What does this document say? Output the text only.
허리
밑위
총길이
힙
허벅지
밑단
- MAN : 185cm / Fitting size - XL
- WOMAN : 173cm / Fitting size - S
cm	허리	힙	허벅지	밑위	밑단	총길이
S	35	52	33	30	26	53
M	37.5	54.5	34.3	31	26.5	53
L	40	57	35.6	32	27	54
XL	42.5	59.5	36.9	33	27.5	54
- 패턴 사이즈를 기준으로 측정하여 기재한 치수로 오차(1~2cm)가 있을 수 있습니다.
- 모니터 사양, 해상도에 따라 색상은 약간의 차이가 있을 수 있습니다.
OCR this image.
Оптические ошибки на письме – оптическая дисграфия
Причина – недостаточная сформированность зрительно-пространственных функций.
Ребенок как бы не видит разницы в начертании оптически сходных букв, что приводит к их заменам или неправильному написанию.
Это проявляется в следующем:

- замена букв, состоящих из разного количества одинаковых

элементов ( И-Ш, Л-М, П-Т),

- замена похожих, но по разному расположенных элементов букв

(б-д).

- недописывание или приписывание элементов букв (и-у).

--

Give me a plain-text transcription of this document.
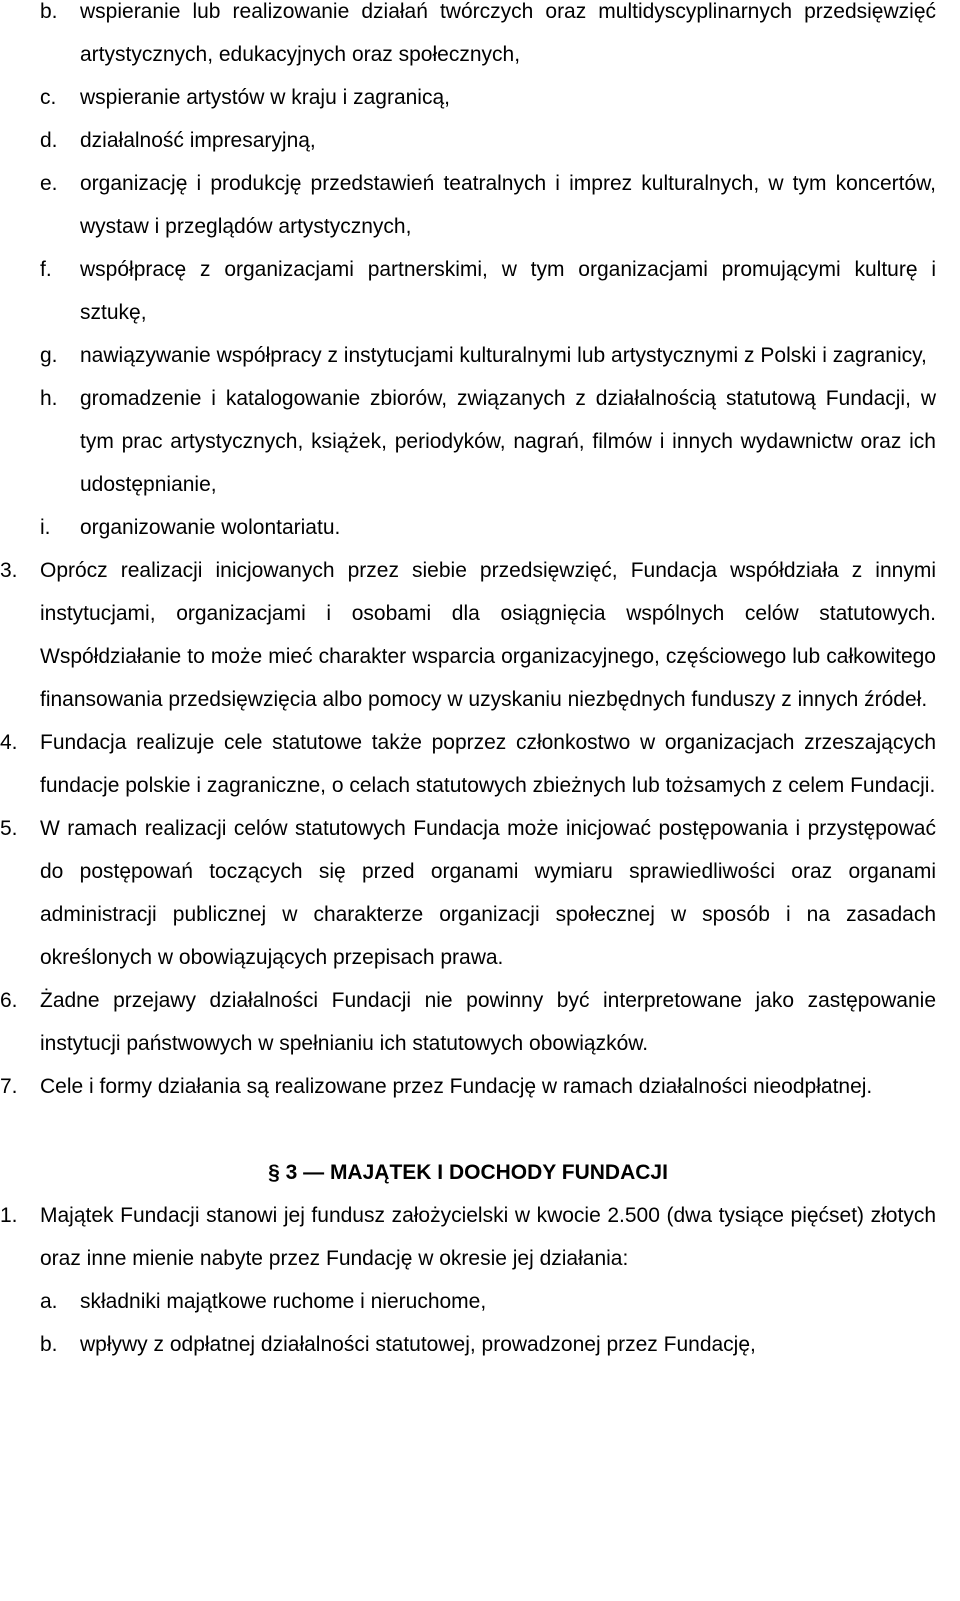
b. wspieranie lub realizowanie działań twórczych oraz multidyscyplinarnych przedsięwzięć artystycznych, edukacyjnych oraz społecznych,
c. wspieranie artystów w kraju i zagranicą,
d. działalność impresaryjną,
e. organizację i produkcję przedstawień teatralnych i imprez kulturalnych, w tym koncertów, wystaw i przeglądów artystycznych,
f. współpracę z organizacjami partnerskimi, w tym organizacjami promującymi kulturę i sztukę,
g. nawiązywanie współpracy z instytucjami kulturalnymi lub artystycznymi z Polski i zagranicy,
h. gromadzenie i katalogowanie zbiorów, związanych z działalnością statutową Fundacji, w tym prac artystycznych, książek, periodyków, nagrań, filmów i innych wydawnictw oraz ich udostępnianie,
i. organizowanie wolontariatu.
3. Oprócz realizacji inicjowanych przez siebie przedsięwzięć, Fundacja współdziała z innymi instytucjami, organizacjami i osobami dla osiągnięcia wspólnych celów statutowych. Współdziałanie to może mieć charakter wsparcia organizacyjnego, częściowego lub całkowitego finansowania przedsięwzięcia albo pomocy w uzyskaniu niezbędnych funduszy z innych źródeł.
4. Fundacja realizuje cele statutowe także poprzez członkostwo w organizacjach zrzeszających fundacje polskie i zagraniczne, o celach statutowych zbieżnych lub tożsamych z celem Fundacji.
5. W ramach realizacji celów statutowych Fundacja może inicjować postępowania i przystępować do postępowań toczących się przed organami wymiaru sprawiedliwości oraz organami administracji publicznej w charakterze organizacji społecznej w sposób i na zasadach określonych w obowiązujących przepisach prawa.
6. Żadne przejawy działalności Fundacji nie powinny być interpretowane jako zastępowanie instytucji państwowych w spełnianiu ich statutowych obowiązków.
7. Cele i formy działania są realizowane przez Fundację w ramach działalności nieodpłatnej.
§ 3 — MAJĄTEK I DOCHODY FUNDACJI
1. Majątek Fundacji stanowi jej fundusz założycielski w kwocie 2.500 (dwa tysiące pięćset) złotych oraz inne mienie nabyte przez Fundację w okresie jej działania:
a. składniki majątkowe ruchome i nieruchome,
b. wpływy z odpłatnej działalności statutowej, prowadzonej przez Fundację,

==

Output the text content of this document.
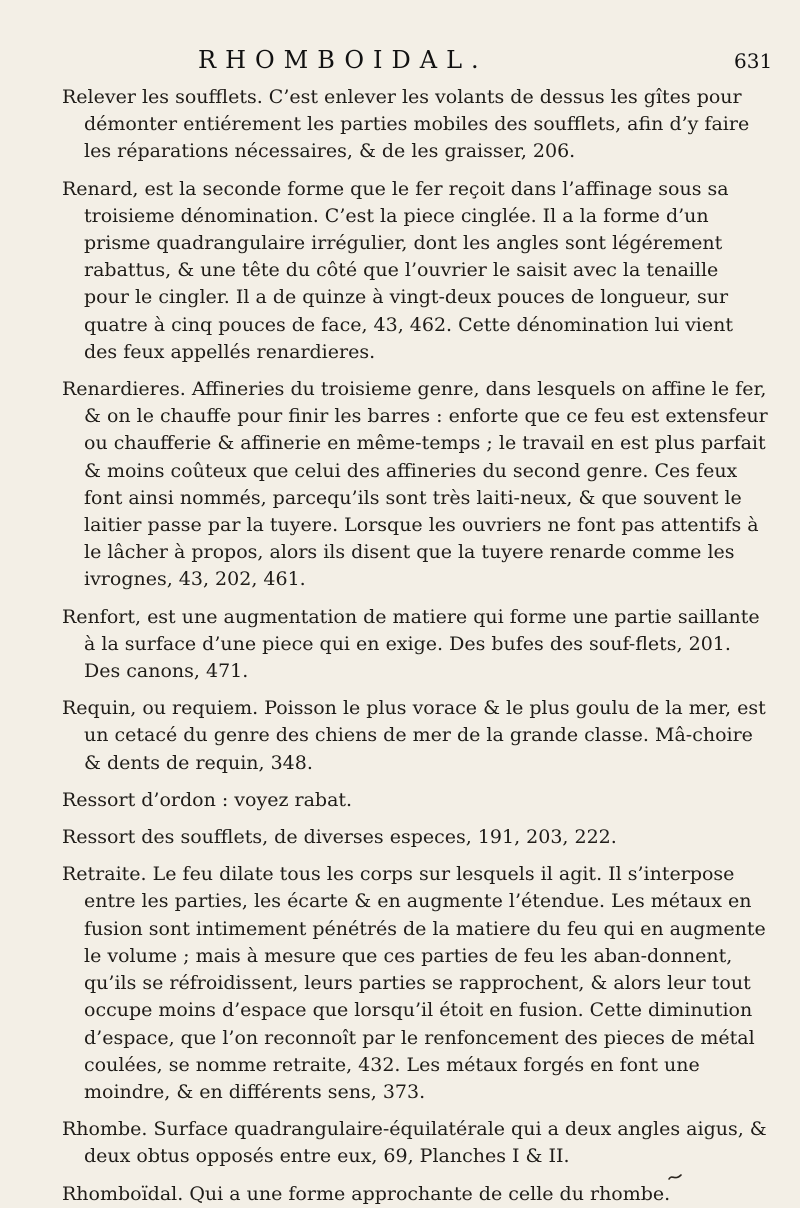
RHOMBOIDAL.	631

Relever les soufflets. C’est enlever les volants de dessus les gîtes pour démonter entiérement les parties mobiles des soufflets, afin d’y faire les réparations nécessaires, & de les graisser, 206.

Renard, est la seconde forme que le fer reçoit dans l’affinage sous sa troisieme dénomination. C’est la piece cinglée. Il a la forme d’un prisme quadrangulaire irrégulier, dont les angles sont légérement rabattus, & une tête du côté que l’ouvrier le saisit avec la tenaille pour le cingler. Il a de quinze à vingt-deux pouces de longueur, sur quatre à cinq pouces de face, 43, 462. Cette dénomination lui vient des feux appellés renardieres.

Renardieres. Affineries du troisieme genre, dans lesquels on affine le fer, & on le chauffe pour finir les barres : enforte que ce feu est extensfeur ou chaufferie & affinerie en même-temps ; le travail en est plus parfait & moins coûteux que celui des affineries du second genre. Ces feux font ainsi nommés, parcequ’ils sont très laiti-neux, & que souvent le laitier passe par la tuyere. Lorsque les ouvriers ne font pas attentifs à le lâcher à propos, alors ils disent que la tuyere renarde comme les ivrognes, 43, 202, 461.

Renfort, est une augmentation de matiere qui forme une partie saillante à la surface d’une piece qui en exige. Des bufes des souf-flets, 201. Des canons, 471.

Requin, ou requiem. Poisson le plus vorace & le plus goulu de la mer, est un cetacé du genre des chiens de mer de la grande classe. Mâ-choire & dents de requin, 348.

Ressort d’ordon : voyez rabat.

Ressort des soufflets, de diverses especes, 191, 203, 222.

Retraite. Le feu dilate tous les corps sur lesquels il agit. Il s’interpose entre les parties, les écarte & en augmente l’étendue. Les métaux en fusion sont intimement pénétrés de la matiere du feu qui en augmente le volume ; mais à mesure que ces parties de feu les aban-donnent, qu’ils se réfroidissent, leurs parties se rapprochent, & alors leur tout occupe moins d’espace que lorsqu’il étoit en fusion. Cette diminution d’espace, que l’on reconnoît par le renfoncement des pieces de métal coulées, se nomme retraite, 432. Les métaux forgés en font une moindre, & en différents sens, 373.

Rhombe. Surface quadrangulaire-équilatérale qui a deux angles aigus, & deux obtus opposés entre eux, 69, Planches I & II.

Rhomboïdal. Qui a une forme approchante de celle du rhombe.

_STATED TASK:_
Select and copy every line of the listing with the word "wspieranie".

_ANSWER TO THE PROBLEM:_
b. wspieranie lub realizowanie działań twórczych oraz multidyscyplinarnych przedsięwzięć artystycznych, edukacyjnych oraz społecznych,
c. wspieranie artystów w kraju i zagranicą,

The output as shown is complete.